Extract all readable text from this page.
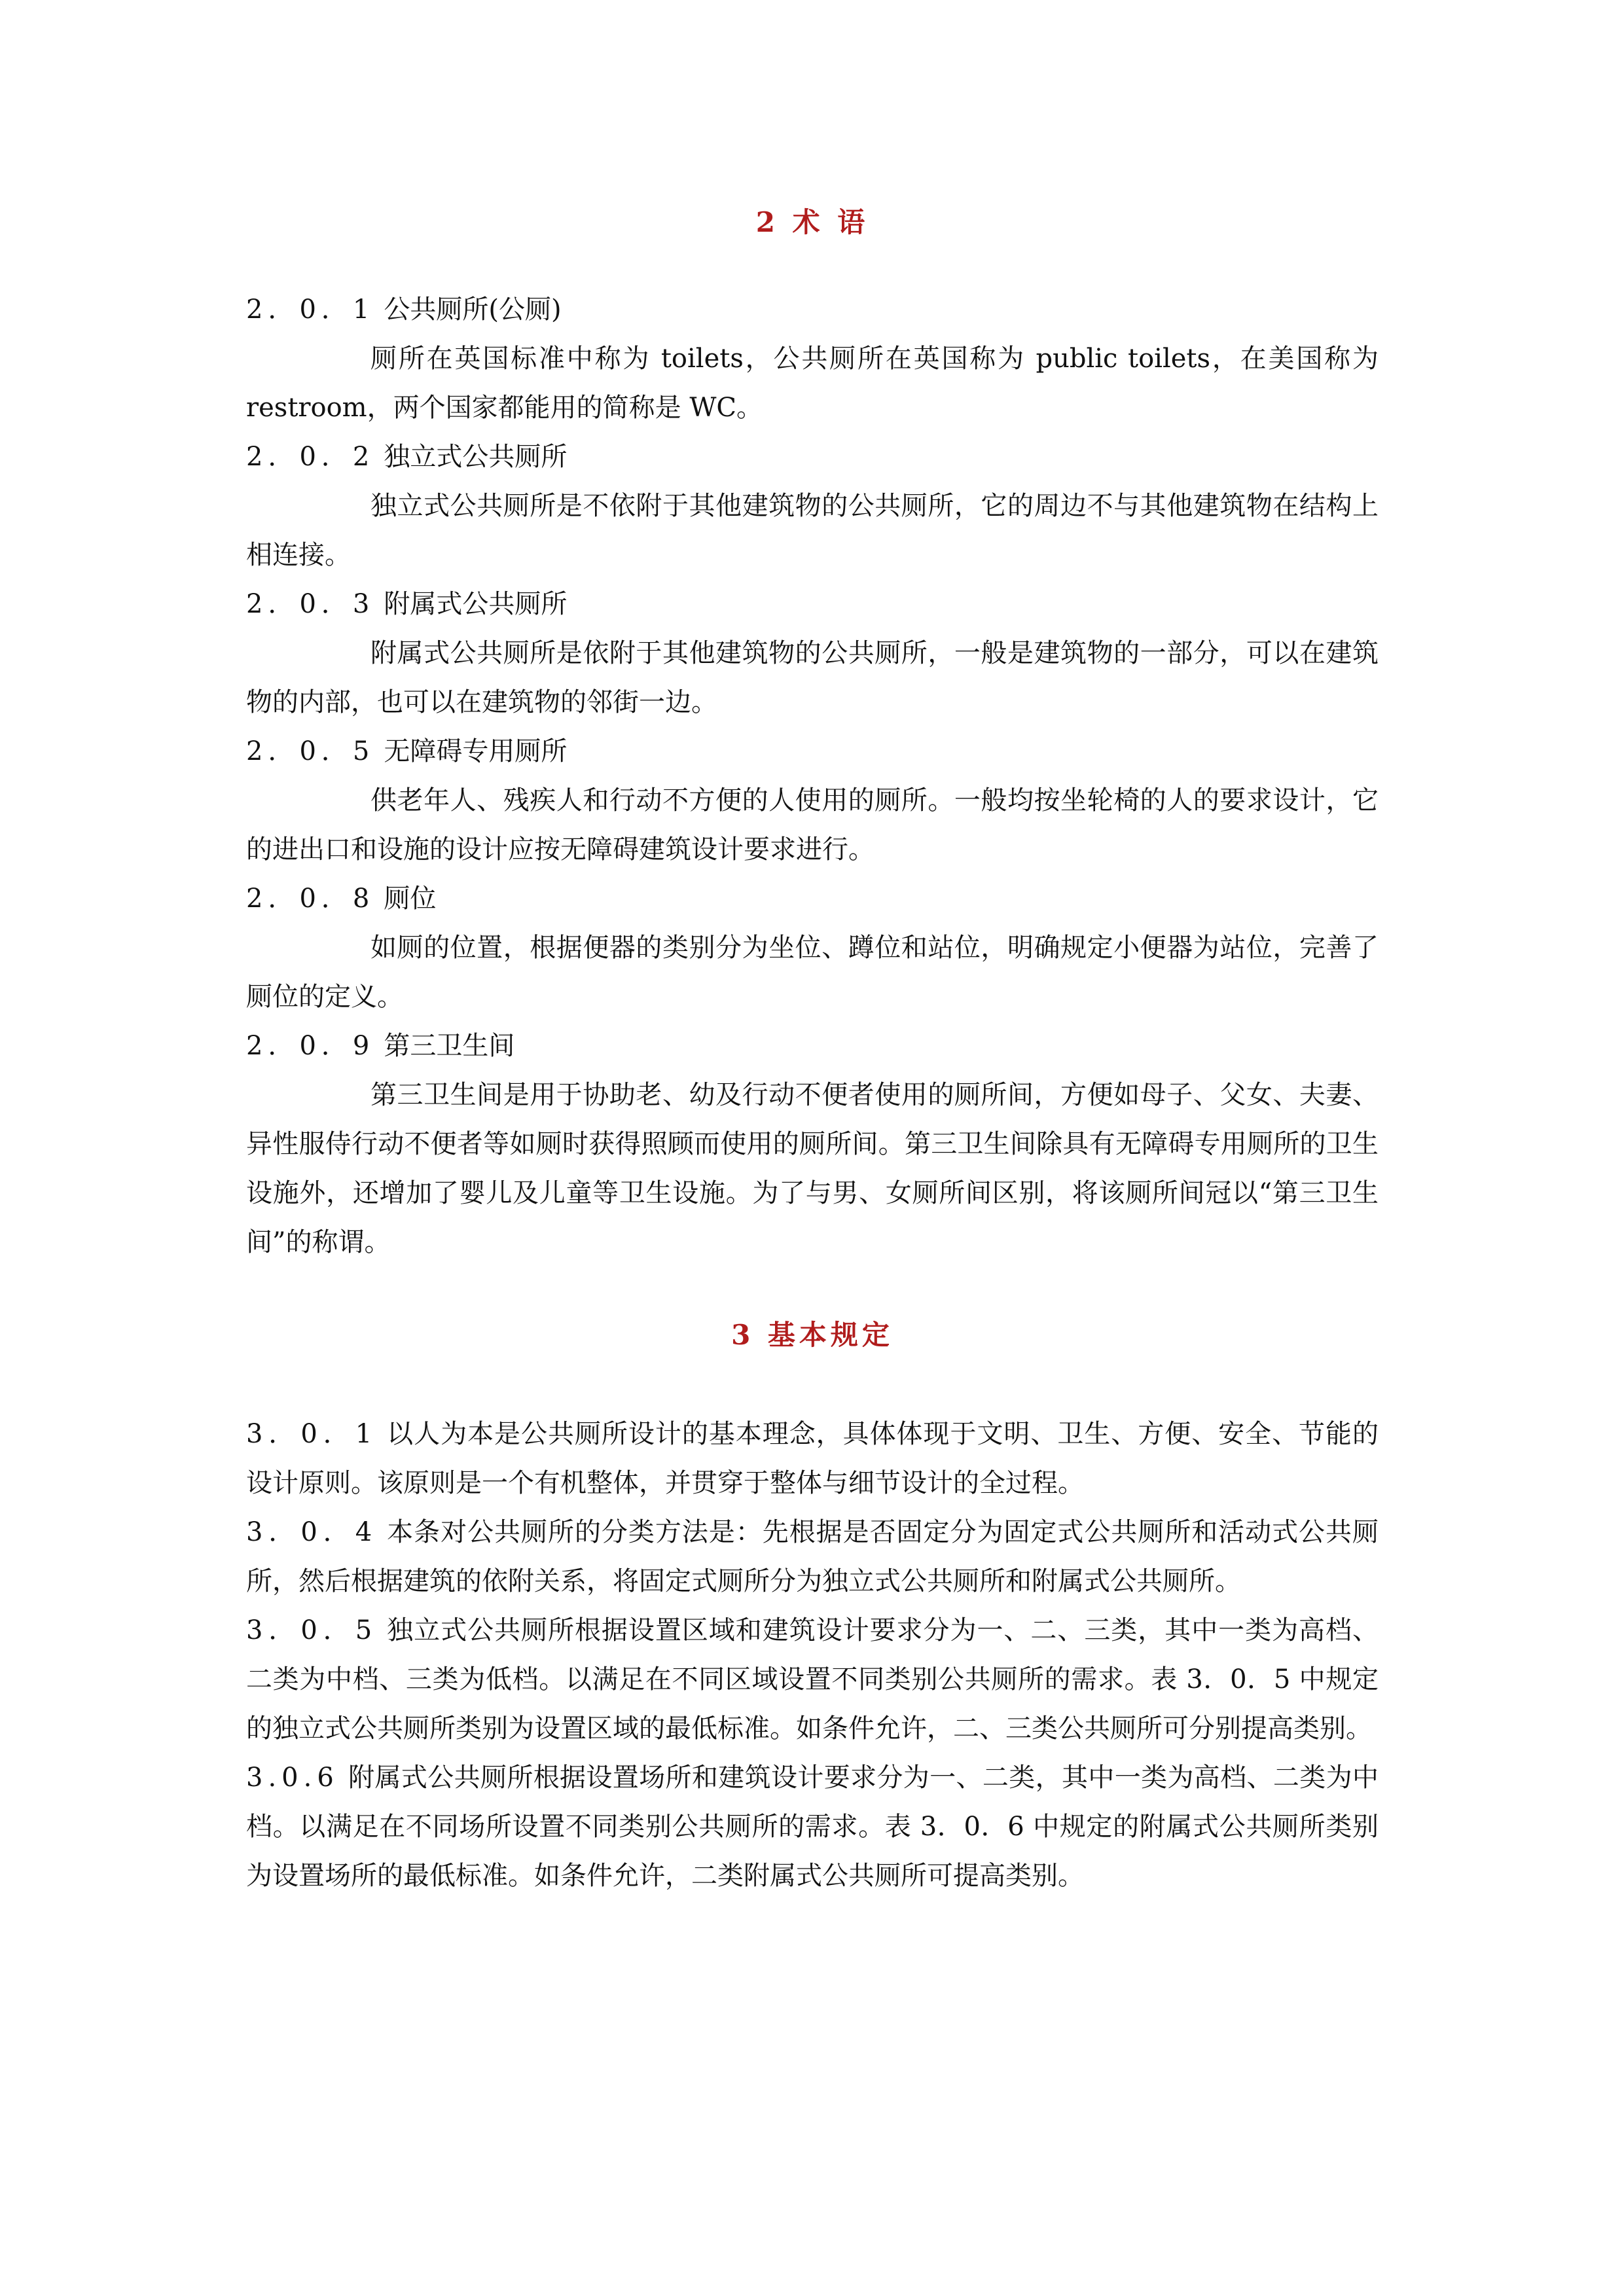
2 术 语
2．0．1 公共厕所(公厕)
厕所在英国标准中称为 toilets，公共厕所在英国称为 public toilets，在美国称为 restroom，两个国家都能用的简称是 WC。
2．0．2 独立式公共厕所
独立式公共厕所是不依附于其他建筑物的公共厕所，它的周边不与其他建筑物在结构上相连接。
2．0．3 附属式公共厕所
附属式公共厕所是依附于其他建筑物的公共厕所，一般是建筑物的一部分，可以在建筑物的内部，也可以在建筑物的邻街一边。
2．0．5 无障碍专用厕所
供老年人、残疾人和行动不方便的人使用的厕所。一般均按坐轮椅的人的要求设计，它的进出口和设施的设计应按无障碍建筑设计要求进行。
2．0．8 厕位
如厕的位置，根据便器的类别分为坐位、蹲位和站位，明确规定小便器为站位，完善了厕位的定义。
2．0．9 第三卫生间
第三卫生间是用于协助老、幼及行动不便者使用的厕所间，方便如母子、父女、夫妻、异性服侍行动不便者等如厕时获得照顾而使用的厕所间。第三卫生间除具有无障碍专用厕所的卫生设施外，还增加了婴儿及儿童等卫生设施。为了与男、女厕所间区别，将该厕所间冠以“第三卫生间”的称谓。
3 基本规定
3．0．1 以人为本是公共厕所设计的基本理念，具体体现于文明、卫生、方便、安全、节能的设计原则。该原则是一个有机整体，并贯穿于整体与细节设计的全过程。
3．0．4 本条对公共厕所的分类方法是：先根据是否固定分为固定式公共厕所和活动式公共厕所，然后根据建筑的依附关系，将固定式厕所分为独立式公共厕所和附属式公共厕所。
3．0．5 独立式公共厕所根据设置区域和建筑设计要求分为一、二、三类，其中一类为高档、二类为中档、三类为低档。以满足在不同区域设置不同类别公共厕所的需求。表 3．0．5 中规定的独立式公共厕所类别为设置区域的最低标准。如条件允许，二、三类公共厕所可分别提高类别。
3.0.6 附属式公共厕所根据设置场所和建筑设计要求分为一、二类，其中一类为高档、二类为中档。以满足在不同场所设置不同类别公共厕所的需求。表 3．0．6 中规定的附属式公共厕所类别为设置场所的最低标准。如条件允许，二类附属式公共厕所可提高类别。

Problem requirements: Set down all the data again exactly as above, pictures excluded.

Solution for this problem:
Extract all readable text from this page.
2 术 语
2．0．1 公共厕所(公厕)
厕所在英国标准中称为 toilets，公共厕所在英国称为 public toilets，在美国称为 restroom，两个国家都能用的简称是 WC。
2．0．2 独立式公共厕所
独立式公共厕所是不依附于其他建筑物的公共厕所，它的周边不与其他建筑物在结构上相连接。
2．0．3 附属式公共厕所
附属式公共厕所是依附于其他建筑物的公共厕所，一般是建筑物的一部分，可以在建筑物的内部，也可以在建筑物的邻街一边。
2．0．5 无障碍专用厕所
供老年人、残疾人和行动不方便的人使用的厕所。一般均按坐轮椅的人的要求设计，它的进出口和设施的设计应按无障碍建筑设计要求进行。
2．0．8 厕位
如厕的位置，根据便器的类别分为坐位、蹲位和站位，明确规定小便器为站位，完善了厕位的定义。
2．0．9 第三卫生间
第三卫生间是用于协助老、幼及行动不便者使用的厕所间，方便如母子、父女、夫妻、异性服侍行动不便者等如厕时获得照顾而使用的厕所间。第三卫生间除具有无障碍专用厕所的卫生设施外，还增加了婴儿及儿童等卫生设施。为了与男、女厕所间区别，将该厕所间冠以“第三卫生间”的称谓。
3 基本规定
3．0．1 以人为本是公共厕所设计的基本理念，具体体现于文明、卫生、方便、安全、节能的设计原则。该原则是一个有机整体，并贯穿于整体与细节设计的全过程。
3．0．4 本条对公共厕所的分类方法是：先根据是否固定分为固定式公共厕所和活动式公共厕所，然后根据建筑的依附关系，将固定式厕所分为独立式公共厕所和附属式公共厕所。
3．0．5 独立式公共厕所根据设置区域和建筑设计要求分为一、二、三类，其中一类为高档、二类为中档、三类为低档。以满足在不同区域设置不同类别公共厕所的需求。表 3．0．5 中规定的独立式公共厕所类别为设置区域的最低标准。如条件允许，二、三类公共厕所可分别提高类别。
3.0.6 附属式公共厕所根据设置场所和建筑设计要求分为一、二类，其中一类为高档、二类为中档。以满足在不同场所设置不同类别公共厕所的需求。表 3．0．6 中规定的附属式公共厕所类别为设置场所的最低标准。如条件允许，二类附属式公共厕所可提高类别。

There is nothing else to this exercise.